* _Task prompt_
Leave out the pictures and repeat the rest of the material exactly.

## start Entries

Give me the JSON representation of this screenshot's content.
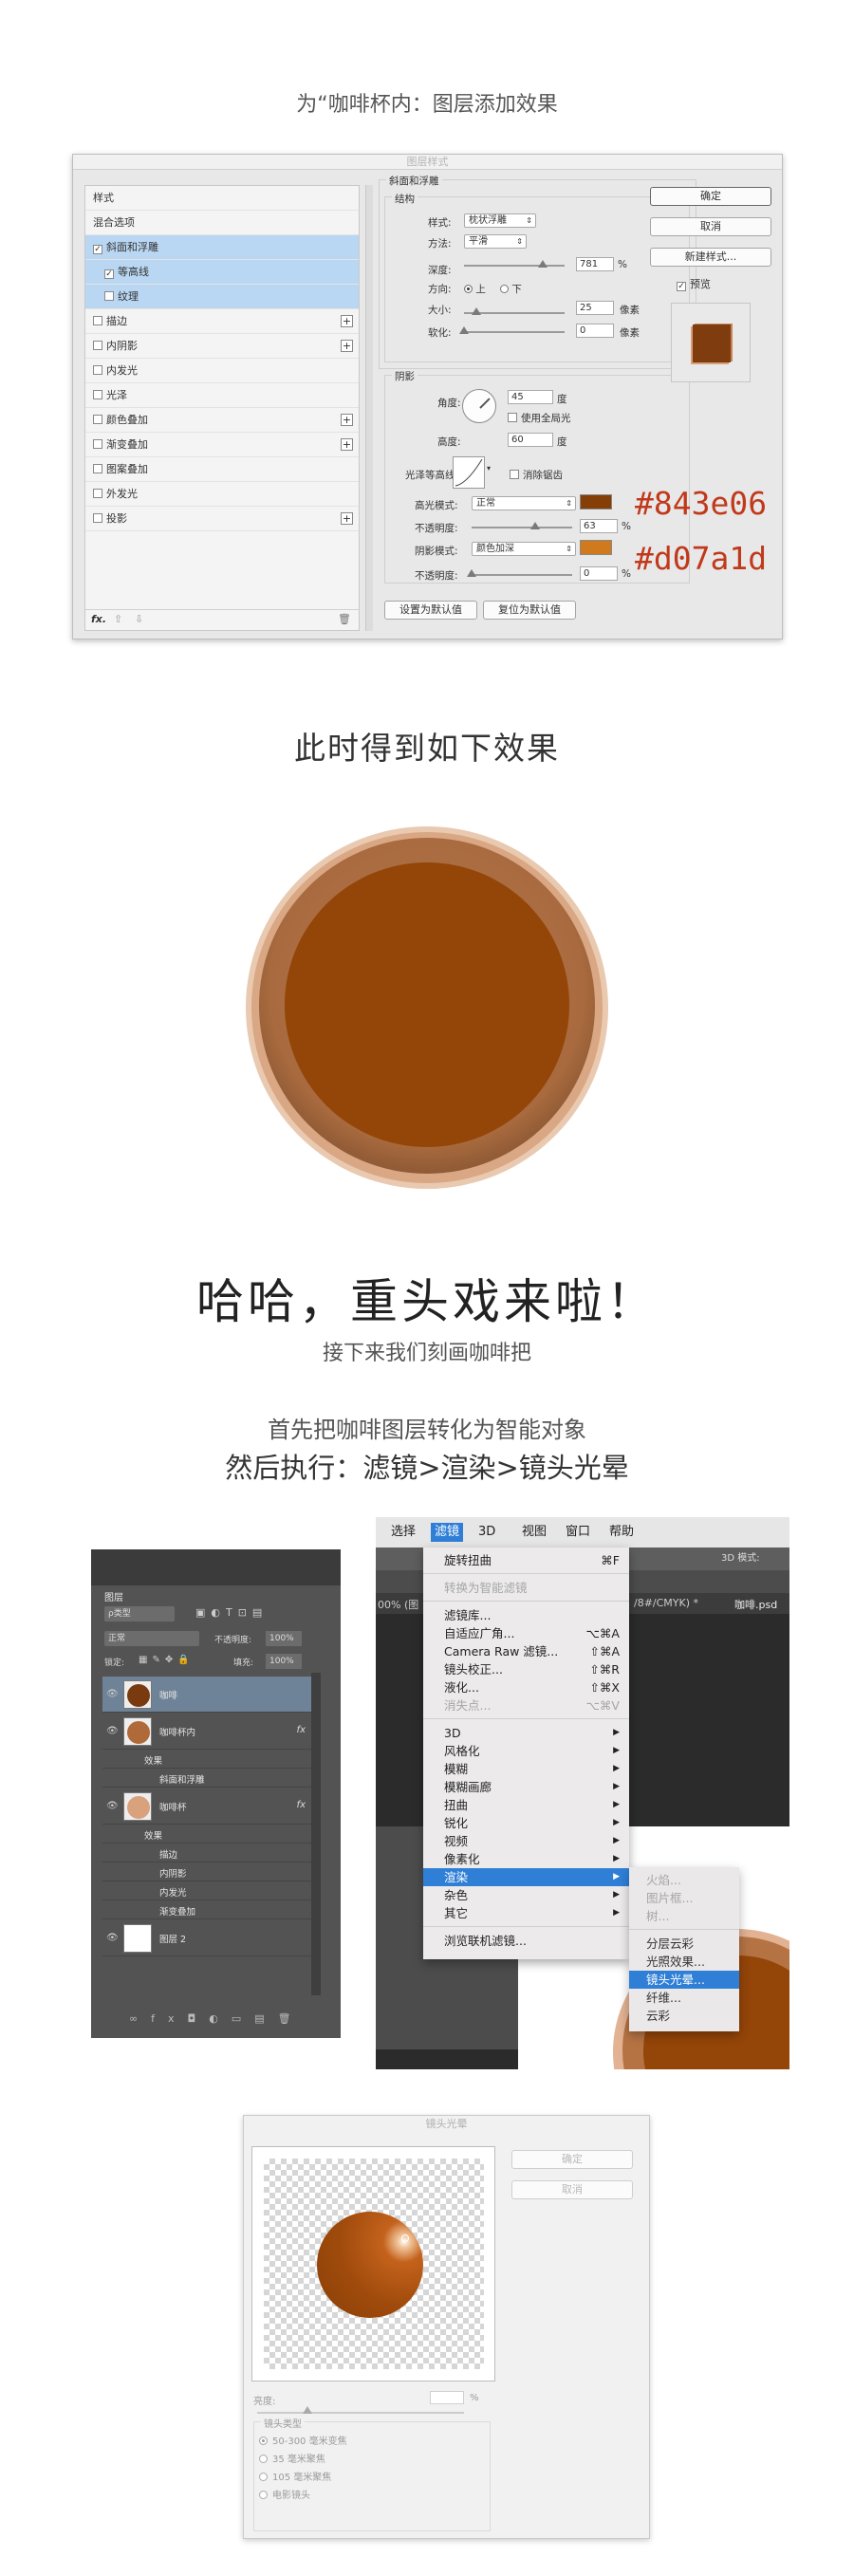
{
  "captions": {
    "step1": "为“咖啡杯内：图层添加效果",
    "result": "此时得到如下效果",
    "haha": "哈哈，重头戏来啦！",
    "next": "接下来我们刻画咖啡把",
    "convert": "首先把咖啡图层转化为智能对象",
    "exec": "然后执行：滤镜>渲染>镜头光晕"
  },
  "layer_style": {
    "title": "图层样式",
    "list": [
      {
        "label": "样式",
        "checkbox": false,
        "selected": false,
        "plus": false
      },
      {
        "label": "混合选项",
        "checkbox": false,
        "selected": false,
        "plus": false
      },
      {
        "label": "斜面和浮雕",
        "checkbox": true,
        "checked": true,
        "selected": true,
        "plus": false
      },
      {
        "label": "等高线",
        "checkbox": true,
        "checked": true,
        "selected": true,
        "plus": false,
        "indent": true
      },
      {
        "label": "纹理",
        "checkbox": true,
        "checked": false,
        "selected": true,
        "plus": false,
        "indent": true
      },
      {
        "label": "描边",
        "checkbox": true,
        "checked": false,
        "selected": false,
        "plus": true
      },
      {
        "label": "内阴影",
        "checkbox": true,
        "checked": false,
        "selected": false,
        "plus": true
      },
      {
        "label": "内发光",
        "checkbox": true,
        "checked": false,
        "selected": false,
        "plus": false
      },
      {
        "label": "光泽",
        "checkbox": true,
        "checked": false,
        "selected": false,
        "plus": false
      },
      {
        "label": "颜色叠加",
        "checkbox": true,
        "checked": false,
        "selected": false,
        "plus": true
      },
      {
        "label": "渐变叠加",
        "checkbox": true,
        "checked": false,
        "selected": false,
        "plus": true
      },
      {
        "label": "图案叠加",
        "checkbox": true,
        "checked": false,
        "selected": false,
        "plus": false
      },
      {
        "label": "外发光",
        "checkbox": true,
        "checked": false,
        "selected": false,
        "plus": false
      },
      {
        "label": "投影",
        "checkbox": true,
        "checked": false,
        "selected": false,
        "plus": true
      }
    ],
    "fx": "fx.",
    "bevel_title": "斜面和浮雕",
    "structure": "结构",
    "style_label": "样式:",
    "style_value": "枕状浮雕",
    "technique_label": "方法:",
    "technique_value": "平滑",
    "depth_label": "深度:",
    "depth_value": "781",
    "pct": "%",
    "direction_label": "方向:",
    "up": "上",
    "down": "下",
    "size_label": "大小:",
    "size_value": "25",
    "px": "像素",
    "soften_label": "软化:",
    "soften_value": "0",
    "shading": "阴影",
    "angle_label": "角度:",
    "angle_value": "45",
    "deg": "度",
    "global_light": "使用全局光",
    "altitude_label": "高度:",
    "altitude_value": "60",
    "gloss_label": "光泽等高线:",
    "antialias": "消除锯齿",
    "highlight_label": "高光模式:",
    "highlight_mode": "正常",
    "opacity_label": "不透明度:",
    "highlight_opacity": "63",
    "shadow_label": "阴影模式:",
    "shadow_mode": "颜色加深",
    "shadow_opacity": "0",
    "make_default": "设置为默认值",
    "reset_default": "复位为默认值",
    "ok": "确定",
    "cancel": "取消",
    "new_style": "新建样式...",
    "preview": "预览"
  },
  "colors": {
    "highlight_hex": "#843e06",
    "shadow_hex": "#d07a1d",
    "annotation_red": "#c0391b"
  },
  "layers_panel": {
    "tab": "图层",
    "kind": "ρ类型",
    "mode": "正常",
    "opacity_label": "不透明度:",
    "opacity_value": "100%",
    "lock_label": "锁定:",
    "fill_label": "填充:",
    "fill_value": "100%",
    "rows": [
      {
        "name": "咖啡",
        "selected": true
      },
      {
        "name": "咖啡杯内",
        "fx": "fx"
      },
      {
        "name": "效果",
        "sub": 1
      },
      {
        "name": "斜面和浮雕",
        "sub": 2
      },
      {
        "name": "咖啡杯",
        "fx": "fx"
      },
      {
        "name": "效果",
        "sub": 1
      },
      {
        "name": "描边",
        "sub": 2
      },
      {
        "name": "内阴影",
        "sub": 2
      },
      {
        "name": "内发光",
        "sub": 2
      },
      {
        "name": "渐变叠加",
        "sub": 2
      },
      {
        "name": "图层 2"
      }
    ]
  },
  "menubar": [
    "选择",
    "滤镜",
    "3D",
    "视图",
    "窗口",
    "帮助"
  ],
  "filter_menu": [
    {
      "label": "旋转扭曲",
      "sc": "⌘F"
    },
    {
      "sep": true
    },
    {
      "label": "转换为智能滤镜",
      "dis": true
    },
    {
      "sep": true
    },
    {
      "label": "滤镜库..."
    },
    {
      "label": "自适应广角...",
      "sc": "⌥⌘A"
    },
    {
      "label": "Camera Raw 滤镜...",
      "sc": "⇧⌘A"
    },
    {
      "label": "镜头校正...",
      "sc": "⇧⌘R"
    },
    {
      "label": "液化...",
      "sc": "⇧⌘X"
    },
    {
      "label": "消失点...",
      "sc": "⌥⌘V",
      "dis": true
    },
    {
      "sep": true
    },
    {
      "label": "3D",
      "arrow": true
    },
    {
      "label": "风格化",
      "arrow": true
    },
    {
      "label": "模糊",
      "arrow": true
    },
    {
      "label": "模糊画廊",
      "arrow": true
    },
    {
      "label": "扭曲",
      "arrow": true
    },
    {
      "label": "锐化",
      "arrow": true
    },
    {
      "label": "视频",
      "arrow": true
    },
    {
      "label": "像素化",
      "arrow": true
    },
    {
      "label": "渲染",
      "arrow": true,
      "hl": true
    },
    {
      "label": "杂色",
      "arrow": true
    },
    {
      "label": "其它",
      "arrow": true
    },
    {
      "sep": true
    },
    {
      "label": "浏览联机滤镜..."
    }
  ],
  "render_submenu": [
    {
      "label": "火焰...",
      "dis": true
    },
    {
      "label": "图片框...",
      "dis": true
    },
    {
      "label": "树...",
      "dis": true
    },
    {
      "sep": true
    },
    {
      "label": "分层云彩"
    },
    {
      "label": "光照效果..."
    },
    {
      "label": "镜头光晕...",
      "hl": true
    },
    {
      "label": "纤维..."
    },
    {
      "label": "云彩"
    }
  ],
  "doc_tabs": [
    "00% (图",
    "/8#/CMYK) *",
    "咖啡.psd @"
  ],
  "lens_flare": {
    "title": "镜头光晕",
    "ok": "确定",
    "cancel": "取消",
    "brightness_label": "亮度:",
    "brightness_value": "%",
    "lens_type": "镜头类型",
    "types": [
      "50-300 毫米变焦",
      "35 毫米聚焦",
      "105 毫米聚焦",
      "电影镜头"
    ]
  }
}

## end Entries

* _Exercise response_
Give me the JSON representation of this screenshot's content.
{
  "captions": {
    "step1": "为“咖啡杯内：图层添加效果",
    "result": "此时得到如下效果",
    "haha": "哈哈，重头戏来啦！",
    "next": "接下来我们刻画咖啡把",
    "convert": "首先把咖啡图层转化为智能对象",
    "exec": "然后执行：滤镜>渲染>镜头光晕"
  },
  "layer_style": {
    "title": "图层样式",
    "list": [
      {
        "label": "样式",
        "checkbox": false,
        "selected": false,
        "plus": false
      },
      {
        "label": "混合选项",
        "checkbox": false,
        "selected": false,
        "plus": false
      },
      {
        "label": "斜面和浮雕",
        "checkbox": true,
        "checked": true,
        "selected": true,
        "plus": false
      },
      {
        "label": "等高线",
        "checkbox": true,
        "checked": true,
        "selected": true,
        "plus": false,
        "indent": true
      },
      {
        "label": "纹理",
        "checkbox": true,
        "checked": false,
        "selected": true,
        "plus": false,
        "indent": true
      },
      {
        "label": "描边",
        "checkbox": true,
        "checked": false,
        "selected": false,
        "plus": true
      },
      {
        "label": "内阴影",
        "checkbox": true,
        "checked": false,
        "selected": false,
        "plus": true
      },
      {
        "label": "内发光",
        "checkbox": true,
        "checked": false,
        "selected": false,
        "plus": false
      },
      {
        "label": "光泽",
        "checkbox": true,
        "checked": false,
        "selected": false,
        "plus": false
      },
      {
        "label": "颜色叠加",
        "checkbox": true,
        "checked": false,
        "selected": false,
        "plus": true
      },
      {
        "label": "渐变叠加",
        "checkbox": true,
        "checked": false,
        "selected": false,
        "plus": true
      },
      {
        "label": "图案叠加",
        "checkbox": true,
        "checked": false,
        "selected": false,
        "plus": false
      },
      {
        "label": "外发光",
        "checkbox": true,
        "checked": false,
        "selected": false,
        "plus": false
      },
      {
        "label": "投影",
        "checkbox": true,
        "checked": false,
        "selected": false,
        "plus": true
      }
    ],
    "fx": "fx.",
    "bevel_title": "斜面和浮雕",
    "structure": "结构",
    "style_label": "样式:",
    "style_value": "枕状浮雕",
    "technique_label": "方法:",
    "technique_value": "平滑",
    "depth_label": "深度:",
    "depth_value": "781",
    "pct": "%",
    "direction_label": "方向:",
    "up": "上",
    "down": "下",
    "size_label": "大小:",
    "size_value": "25",
    "px": "像素",
    "soften_label": "软化:",
    "soften_value": "0",
    "shading": "阴影",
    "angle_label": "角度:",
    "angle_value": "45",
    "deg": "度",
    "global_light": "使用全局光",
    "altitude_label": "高度:",
    "altitude_value": "60",
    "gloss_label": "光泽等高线:",
    "antialias": "消除锯齿",
    "highlight_label": "高光模式:",
    "highlight_mode": "正常",
    "opacity_label": "不透明度:",
    "highlight_opacity": "63",
    "shadow_label": "阴影模式:",
    "shadow_mode": "颜色加深",
    "shadow_opacity": "0",
    "make_default": "设置为默认值",
    "reset_default": "复位为默认值",
    "ok": "确定",
    "cancel": "取消",
    "new_style": "新建样式...",
    "preview": "预览"
  },
  "colors": {
    "highlight_hex": "#843e06",
    "shadow_hex": "#d07a1d",
    "annotation_red": "#c0391b"
  },
  "layers_panel": {
    "tab": "图层",
    "kind": "ρ类型",
    "mode": "正常",
    "opacity_label": "不透明度:",
    "opacity_value": "100%",
    "lock_label": "锁定:",
    "fill_label": "填充:",
    "fill_value": "100%",
    "rows": [
      {
        "name": "咖啡",
        "selected": true
      },
      {
        "name": "咖啡杯内",
        "fx": "fx"
      },
      {
        "name": "效果",
        "sub": 1
      },
      {
        "name": "斜面和浮雕",
        "sub": 2
      },
      {
        "name": "咖啡杯",
        "fx": "fx"
      },
      {
        "name": "效果",
        "sub": 1
      },
      {
        "name": "描边",
        "sub": 2
      },
      {
        "name": "内阴影",
        "sub": 2
      },
      {
        "name": "内发光",
        "sub": 2
      },
      {
        "name": "渐变叠加",
        "sub": 2
      },
      {
        "name": "图层 2"
      }
    ]
  },
  "menubar": [
    "选择",
    "滤镜",
    "3D",
    "视图",
    "窗口",
    "帮助"
  ],
  "filter_menu": [
    {
      "label": "旋转扭曲",
      "sc": "⌘F"
    },
    {
      "sep": true
    },
    {
      "label": "转换为智能滤镜",
      "dis": true
    },
    {
      "sep": true
    },
    {
      "label": "滤镜库..."
    },
    {
      "label": "自适应广角...",
      "sc": "⌥⌘A"
    },
    {
      "label": "Camera Raw 滤镜...",
      "sc": "⇧⌘A"
    },
    {
      "label": "镜头校正...",
      "sc": "⇧⌘R"
    },
    {
      "label": "液化...",
      "sc": "⇧⌘X"
    },
    {
      "label": "消失点...",
      "sc": "⌥⌘V",
      "dis": true
    },
    {
      "sep": true
    },
    {
      "label": "3D",
      "arrow": true
    },
    {
      "label": "风格化",
      "arrow": true
    },
    {
      "label": "模糊",
      "arrow": true
    },
    {
      "label": "模糊画廊",
      "arrow": true
    },
    {
      "label": "扭曲",
      "arrow": true
    },
    {
      "label": "锐化",
      "arrow": true
    },
    {
      "label": "视频",
      "arrow": true
    },
    {
      "label": "像素化",
      "arrow": true
    },
    {
      "label": "渲染",
      "arrow": true,
      "hl": true
    },
    {
      "label": "杂色",
      "arrow": true
    },
    {
      "label": "其它",
      "arrow": true
    },
    {
      "sep": true
    },
    {
      "label": "浏览联机滤镜..."
    }
  ],
  "render_submenu": [
    {
      "label": "火焰...",
      "dis": true
    },
    {
      "label": "图片框...",
      "dis": true
    },
    {
      "label": "树...",
      "dis": true
    },
    {
      "sep": true
    },
    {
      "label": "分层云彩"
    },
    {
      "label": "光照效果..."
    },
    {
      "label": "镜头光晕...",
      "hl": true
    },
    {
      "label": "纤维..."
    },
    {
      "label": "云彩"
    }
  ],
  "doc_tabs": [
    "00% (图",
    "/8#/CMYK) *",
    "咖啡.psd @"
  ],
  "lens_flare": {
    "title": "镜头光晕",
    "ok": "确定",
    "cancel": "取消",
    "brightness_label": "亮度:",
    "brightness_value": "%",
    "lens_type": "镜头类型",
    "types": [
      "50-300 毫米变焦",
      "35 毫米聚焦",
      "105 毫米聚焦",
      "电影镜头"
    ]
  }
}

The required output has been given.